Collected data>
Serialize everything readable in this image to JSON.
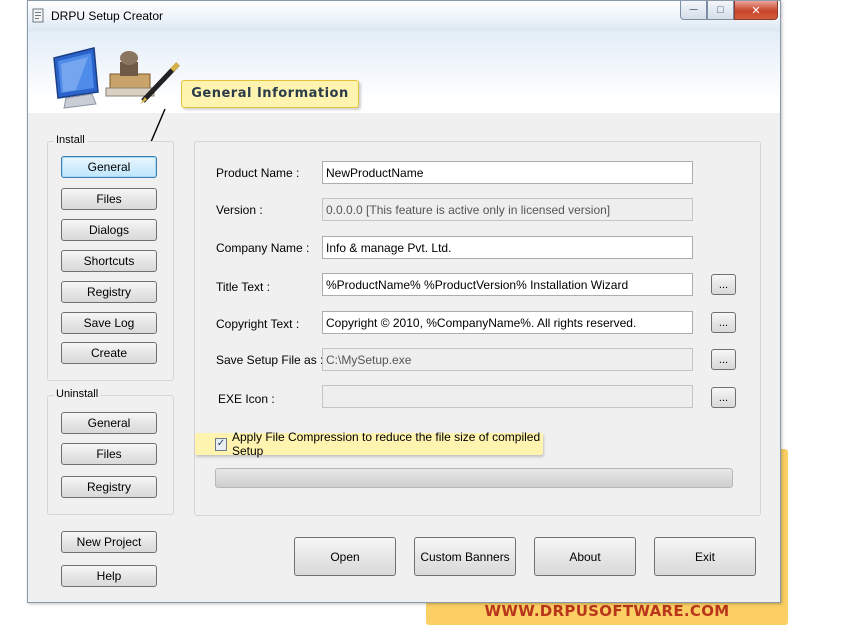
{
  "window": {
    "title": "DRPU Setup Creator"
  },
  "header": {
    "section_title": "General Information"
  },
  "install": {
    "group_label": "Install",
    "buttons": [
      "General",
      "Files",
      "Dialogs",
      "Shortcuts",
      "Registry",
      "Save Log",
      "Create"
    ]
  },
  "uninstall": {
    "group_label": "Uninstall",
    "buttons": [
      "General",
      "Files",
      "Registry"
    ]
  },
  "bottom_left": {
    "new_project": "New Project",
    "help": "Help"
  },
  "form": {
    "product_name": {
      "label": "Product Name :",
      "value": "NewProductName"
    },
    "version": {
      "label": "Version :",
      "value": "0.0.0.0 [This feature is active only in licensed version]"
    },
    "company_name": {
      "label": "Company Name :",
      "value": "Info & manage Pvt. Ltd."
    },
    "title_text": {
      "label": "Title Text :",
      "value": "%ProductName% %ProductVersion% Installation Wizard"
    },
    "copyright_text": {
      "label": "Copyright Text :",
      "value": "Copyright © 2010, %CompanyName%. All rights reserved."
    },
    "save_setup": {
      "label": "Save Setup File as :",
      "value": "C:\\MySetup.exe"
    },
    "exe_icon": {
      "label": "EXE Icon :",
      "value": ""
    },
    "browse_label": "...",
    "compression": {
      "label": "Apply File Compression to reduce the file size of compiled Setup",
      "checked": true,
      "checkmark": "✓"
    }
  },
  "progress": {
    "value": 0
  },
  "actions": {
    "open": "Open",
    "custom_banners": "Custom Banners",
    "about": "About",
    "exit": "Exit"
  },
  "promo": {
    "url": "WWW.DRPUSOFTWARE.COM"
  },
  "colors": {
    "promo_bg": "#fbcf63",
    "promo_text": "#b9361c",
    "title_highlight": "#fff3b0"
  }
}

PROBLEM TO WORK ON>
Transcribe the material exactly, leaving every picture out.

EXPECTED ANSWER>
Serialize everything readable in this image to JSON.
{
  "window": {
    "title": "DRPU Setup Creator"
  },
  "header": {
    "section_title": "General Information"
  },
  "install": {
    "group_label": "Install",
    "buttons": [
      "General",
      "Files",
      "Dialogs",
      "Shortcuts",
      "Registry",
      "Save Log",
      "Create"
    ]
  },
  "uninstall": {
    "group_label": "Uninstall",
    "buttons": [
      "General",
      "Files",
      "Registry"
    ]
  },
  "bottom_left": {
    "new_project": "New Project",
    "help": "Help"
  },
  "form": {
    "product_name": {
      "label": "Product Name :",
      "value": "NewProductName"
    },
    "version": {
      "label": "Version :",
      "value": "0.0.0.0 [This feature is active only in licensed version]"
    },
    "company_name": {
      "label": "Company Name :",
      "value": "Info & manage Pvt. Ltd."
    },
    "title_text": {
      "label": "Title Text :",
      "value": "%ProductName% %ProductVersion% Installation Wizard"
    },
    "copyright_text": {
      "label": "Copyright Text :",
      "value": "Copyright © 2010, %CompanyName%. All rights reserved."
    },
    "save_setup": {
      "label": "Save Setup File as :",
      "value": "C:\\MySetup.exe"
    },
    "exe_icon": {
      "label": "EXE Icon :",
      "value": ""
    },
    "browse_label": "...",
    "compression": {
      "label": "Apply File Compression to reduce the file size of compiled Setup",
      "checked": true,
      "checkmark": "✓"
    }
  },
  "progress": {
    "value": 0
  },
  "actions": {
    "open": "Open",
    "custom_banners": "Custom Banners",
    "about": "About",
    "exit": "Exit"
  },
  "promo": {
    "url": "WWW.DRPUSOFTWARE.COM"
  },
  "colors": {
    "promo_bg": "#fbcf63",
    "promo_text": "#b9361c",
    "title_highlight": "#fff3b0"
  }
}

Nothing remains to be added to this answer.